» **Set task**
Could you copy out, word for word, the lines in the items below from the line with "- header-sel1: sel[1]: [24, 404, 75, 420]" up to and including the line with "- var-m: m: [14, 31, 28, 52]"?

» **Excerpted data**
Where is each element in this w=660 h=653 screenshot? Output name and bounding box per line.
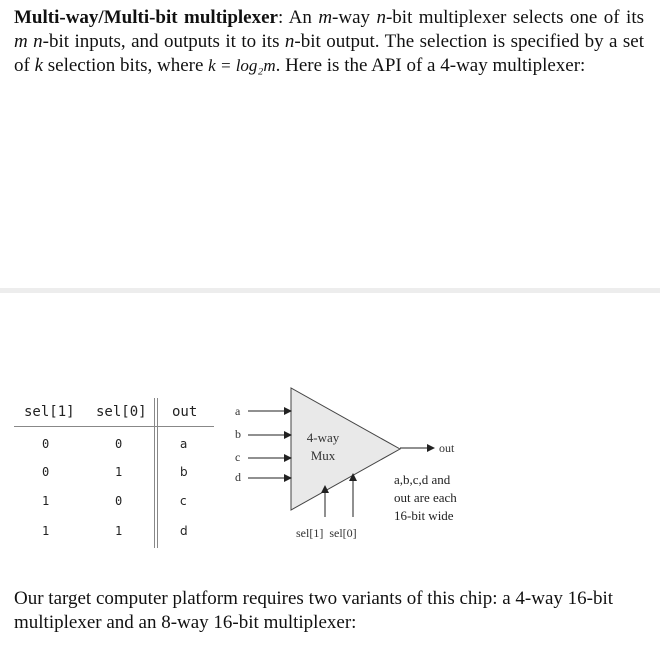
- header-sel1: sel[1]: [24, 404, 75, 420]
- note-line: 16-bit wide: [394, 508, 454, 523]
- intro-text: -way: [332, 7, 377, 28]
- var-n: n: [284, 31, 295, 52]
- section-divider: [0, 288, 660, 293]
- cell: d: [180, 524, 188, 538]
- width-note: a,b,c,d and out are each 16-bit wide: [394, 471, 484, 525]
- intro-paragraph: Multi-way/Multi-bit multiplexer: An m-wa…: [14, 6, 644, 78]
- column-rule: [157, 398, 158, 548]
- cell: 0: [42, 465, 50, 479]
- var-m: m: [318, 7, 333, 28]
- cell: 0: [115, 494, 123, 508]
- var-m: m: [14, 31, 28, 52]
- intro-text: . Here is the API of a 4-way multiplexer…: [275, 55, 586, 76]
- cell: 0: [115, 437, 123, 451]
- intro-text: selection bits, where: [43, 55, 209, 76]
- cell: b: [180, 465, 188, 479]
- var-k: k: [34, 55, 44, 76]
- outro-paragraph: Our target computer platform requires tw…: [14, 588, 614, 633]
- cell: 0: [42, 437, 50, 451]
- mux-body: [290, 387, 402, 511]
- input-label-c: c: [235, 450, 240, 464]
- truth-table: sel[1] sel[0] out 0 0 a 0 1 b 1 0 c 1 1 …: [14, 398, 214, 548]
- header-sel0: sel[0]: [96, 404, 147, 420]
- mux-label-line2: Mux: [311, 448, 336, 463]
- input-label-a: a: [235, 404, 241, 418]
- cell: c: [180, 494, 187, 508]
- formula: k = log₂m: [208, 56, 276, 75]
- term-heading: Multi-way/Multi-bit multiplexer: [14, 7, 278, 28]
- mux-diagram: a b c d 4-way Mux out sel[1] sel[0]: [235, 387, 455, 540]
- cell: 1: [115, 524, 123, 538]
- column-rule: [154, 398, 155, 548]
- intro-text: : An: [277, 7, 319, 28]
- mux-label-line1: 4-way: [307, 430, 340, 445]
- select-label: sel[1] sel[0]: [296, 526, 357, 540]
- header-rule: [14, 426, 214, 427]
- cell: 1: [115, 465, 123, 479]
- note-line: a,b,c,d and: [394, 472, 451, 487]
- input-label-b: b: [235, 427, 241, 441]
- output-label: out: [439, 441, 455, 455]
- header-out: out: [172, 404, 198, 420]
- cell: a: [180, 437, 188, 451]
- input-label-d: d: [235, 470, 241, 484]
- note-line: out are each: [394, 490, 457, 505]
- var-n: n: [376, 7, 386, 28]
- cell: 1: [42, 494, 50, 508]
- cell: 1: [42, 524, 50, 538]
- intro-text: -bit inputs, and outputs it to its: [42, 31, 285, 52]
- var-n: n: [33, 31, 43, 52]
- intro-text: -bit multiplexer selects one of its: [385, 7, 644, 28]
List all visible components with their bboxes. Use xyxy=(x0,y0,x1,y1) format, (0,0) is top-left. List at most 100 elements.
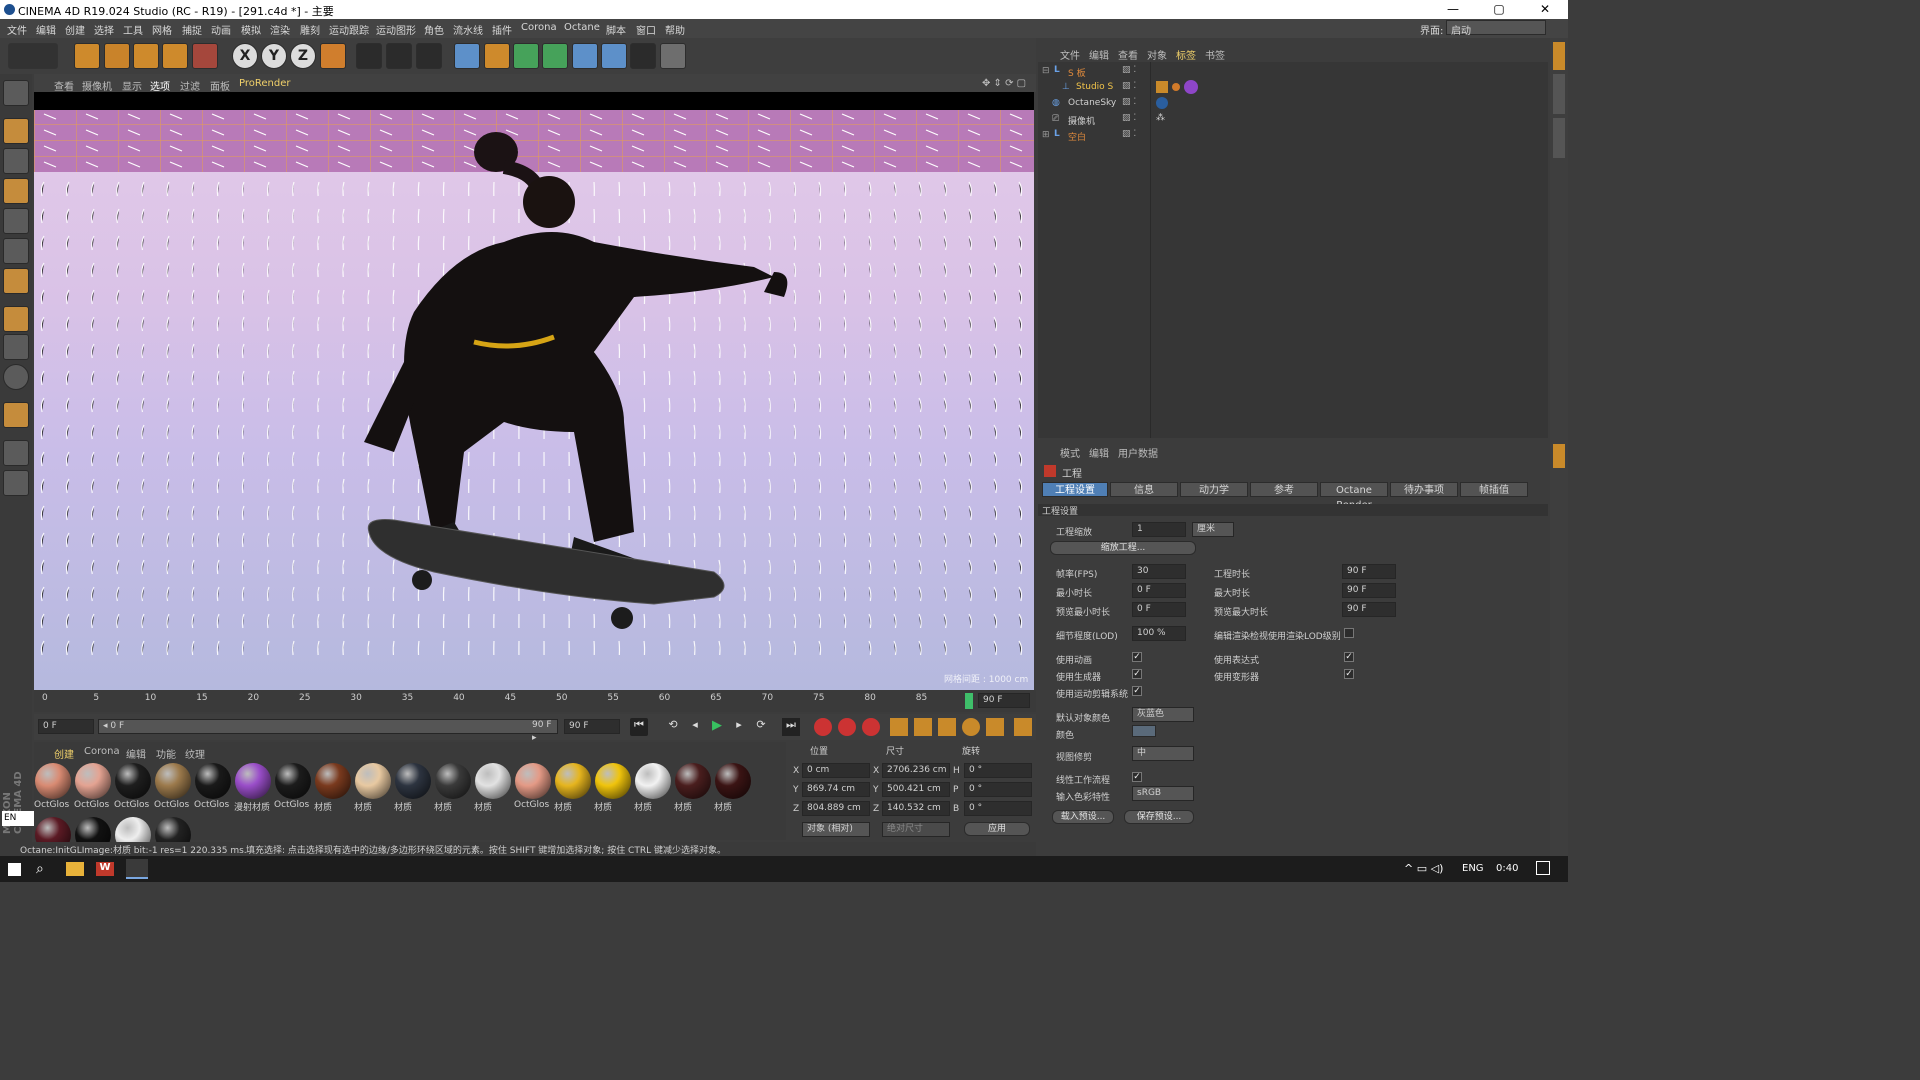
minimize-button[interactable]: — xyxy=(1430,0,1476,19)
project-scale-field[interactable]: 1 xyxy=(1132,522,1186,537)
material-menu-edit[interactable]: 编辑 xyxy=(126,746,146,761)
maximize-button[interactable]: ▢ xyxy=(1476,0,1522,19)
tab-info[interactable]: 信息 xyxy=(1110,482,1178,497)
use-animation-checkbox[interactable]: ✓ xyxy=(1132,652,1142,662)
ime-indicator[interactable]: EN xyxy=(2,811,38,826)
render-view-icon[interactable] xyxy=(356,43,382,69)
key-rotation-icon[interactable] xyxy=(938,718,956,736)
input-color-profile-dropdown[interactable]: sRGB xyxy=(1132,786,1194,801)
menu-create[interactable]: 创建 xyxy=(65,22,85,37)
camera-icon[interactable] xyxy=(630,43,656,69)
visibility-icon[interactable]: ▨ ⁚ xyxy=(1122,113,1136,123)
tweak-mode-icon[interactable] xyxy=(3,334,29,360)
position-y-field[interactable]: 869.74 cm xyxy=(802,782,870,797)
material-menu-texture[interactable]: 纹理 xyxy=(185,746,205,761)
menu-window[interactable]: 窗口 xyxy=(636,22,656,37)
search-icon[interactable]: ⌕ xyxy=(36,861,44,877)
min-time-field[interactable]: 0 F xyxy=(1132,583,1186,598)
object-menu-bookmarks[interactable]: 书签 xyxy=(1205,47,1225,62)
material-swatch[interactable]: 材质 xyxy=(594,762,632,813)
object-menu-edit[interactable]: 编辑 xyxy=(1089,47,1109,62)
viewport-menu-filter[interactable]: 过滤 xyxy=(180,78,200,93)
linear-workflow-checkbox[interactable]: ✓ xyxy=(1132,772,1142,782)
menu-corona[interactable]: Corona xyxy=(521,22,557,33)
recent-tool-icon[interactable] xyxy=(192,43,218,69)
points-mode-icon[interactable] xyxy=(3,208,29,234)
render-picture-viewer-icon[interactable] xyxy=(386,43,412,69)
viewport-menu-display[interactable]: 显示 xyxy=(122,78,142,93)
coordinate-mode-dropdown[interactable]: 对象 (相对) xyxy=(802,822,870,837)
menu-render[interactable]: 渲染 xyxy=(270,22,290,37)
side-tab-objects[interactable] xyxy=(1553,42,1565,70)
use-deformers-checkbox[interactable]: ✓ xyxy=(1344,669,1354,679)
object-row-octanesky[interactable]: ◍ OctaneSky ▨ ⁚ xyxy=(1038,96,1548,111)
cinema4d-taskbar-icon[interactable] xyxy=(126,859,148,879)
material-swatch[interactable]: OctGlos xyxy=(154,762,192,812)
fps-field[interactable]: 30 xyxy=(1132,564,1186,579)
tag-icon[interactable] xyxy=(1172,83,1180,91)
object-row-board[interactable]: ⊟ L S 板 ▨ ⁚ xyxy=(1038,64,1548,79)
tab-reference[interactable]: 参考 xyxy=(1250,482,1318,497)
tray-icons[interactable]: ^ ▭ ◁) xyxy=(1404,862,1443,875)
material-swatch[interactable]: 材质 xyxy=(674,762,712,813)
go-to-start-icon[interactable]: ⏮ xyxy=(630,718,648,736)
project-length-field[interactable]: 90 F xyxy=(1342,564,1396,579)
key-pla-icon[interactable] xyxy=(986,718,1004,736)
menu-snap[interactable]: 捕捉 xyxy=(182,22,202,37)
timeline-window-icon[interactable] xyxy=(1014,718,1032,736)
object-row-null[interactable]: ⊞ L 空白 ▨ ⁚ xyxy=(1038,128,1548,143)
position-x-field[interactable]: 0 cm xyxy=(802,763,870,778)
rotate-icon[interactable] xyxy=(162,43,188,69)
z-axis-lock-icon[interactable]: Z xyxy=(290,43,316,69)
material-swatch[interactable]: 漫射材质 xyxy=(234,762,272,813)
color-swatch[interactable] xyxy=(1132,725,1156,737)
menu-help[interactable]: 帮助 xyxy=(665,22,685,37)
object-row-studio[interactable]: ⊥ Studio S ▨ ⁚ xyxy=(1038,80,1548,95)
material-tag-icon[interactable] xyxy=(1184,80,1198,94)
menu-animate[interactable]: 动画 xyxy=(211,22,231,37)
material-swatch[interactable]: OctGlos xyxy=(514,762,552,812)
object-menu-file[interactable]: 文件 xyxy=(1060,47,1080,62)
material-menu-create[interactable]: 创建 xyxy=(54,746,74,761)
menu-mesh[interactable]: 网格 xyxy=(152,22,172,37)
render-settings-icon[interactable] xyxy=(416,43,442,69)
grid-lock-icon[interactable] xyxy=(3,470,29,496)
scale-unit-dropdown[interactable]: 厘米 xyxy=(1192,522,1234,537)
object-row-camera[interactable]: ⎚ 摄像机 ▨ ⁚ ⁂ xyxy=(1038,112,1548,127)
attr-menu-mode[interactable]: 模式 xyxy=(1060,445,1080,460)
texture-mode-icon[interactable] xyxy=(3,148,29,174)
side-tab-attributes[interactable] xyxy=(1553,444,1565,468)
menu-octane[interactable]: Octane xyxy=(564,22,600,33)
tab-project-settings[interactable]: 工程设置 xyxy=(1042,482,1108,497)
menu-select[interactable]: 选择 xyxy=(94,22,114,37)
keyframe-selection-icon[interactable] xyxy=(862,718,880,736)
size-mode-dropdown[interactable]: 绝对尺寸 xyxy=(882,822,950,837)
3d-viewport[interactable]: 网格间距 : 1000 cm xyxy=(34,92,1034,690)
input-language[interactable]: ENG xyxy=(1462,863,1484,874)
material-swatch[interactable]: 材质 xyxy=(354,762,392,813)
max-frame-field[interactable]: 90 F xyxy=(564,719,620,734)
workplane-icon[interactable] xyxy=(3,178,29,204)
viewport-menu-prorender[interactable]: ProRender xyxy=(239,78,290,89)
light-icon[interactable] xyxy=(660,43,686,69)
make-editable-icon[interactable] xyxy=(3,80,29,106)
model-mode-icon[interactable] xyxy=(3,118,29,144)
use-expressions-checkbox[interactable]: ✓ xyxy=(1344,652,1354,662)
y-axis-lock-icon[interactable]: Y xyxy=(261,43,287,69)
material-swatch[interactable]: OctGlos xyxy=(114,762,152,812)
x-axis-lock-icon[interactable]: X xyxy=(232,43,258,69)
preview-range-end[interactable]: 90 F ▸ xyxy=(528,719,558,743)
use-generators-checkbox[interactable]: ✓ xyxy=(1132,669,1142,679)
menu-tools[interactable]: 工具 xyxy=(123,22,143,37)
next-frame-icon[interactable]: ▸ xyxy=(730,718,748,736)
edges-mode-icon[interactable] xyxy=(3,238,29,264)
pen-icon[interactable] xyxy=(484,43,510,69)
apply-button[interactable]: 应用 xyxy=(964,822,1030,836)
live-selection-icon[interactable] xyxy=(74,43,100,69)
material-swatch[interactable]: 材质 xyxy=(394,762,432,813)
preview-max-field[interactable]: 90 F xyxy=(1342,602,1396,617)
next-key-icon[interactable]: ⟳ xyxy=(752,718,770,736)
wps-icon[interactable]: W xyxy=(96,862,114,876)
notification-icon[interactable] xyxy=(1536,861,1550,875)
deformer-icon[interactable] xyxy=(572,43,598,69)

» **Response**
- header-sel1: sel[1]: [24, 404, 75, 420]
- note-line: 16-bit wide: [394, 508, 454, 523]
- intro-text: -way: [332, 7, 377, 28]
- var-n: n: [284, 31, 295, 52]
- section-divider: [0, 288, 660, 293]
- cell: d: [180, 524, 188, 538]
- width-note: a,b,c,d and out are each 16-bit wide: [394, 471, 484, 525]
- intro-paragraph: Multi-way/Multi-bit multiplexer: An m-wa…: [14, 6, 644, 78]
- column-rule: [157, 398, 158, 548]
- cell: 0: [42, 465, 50, 479]
- var-m: m: [318, 7, 333, 28]
- cell: 0: [115, 494, 123, 508]
- var-m: m: [14, 31, 28, 52]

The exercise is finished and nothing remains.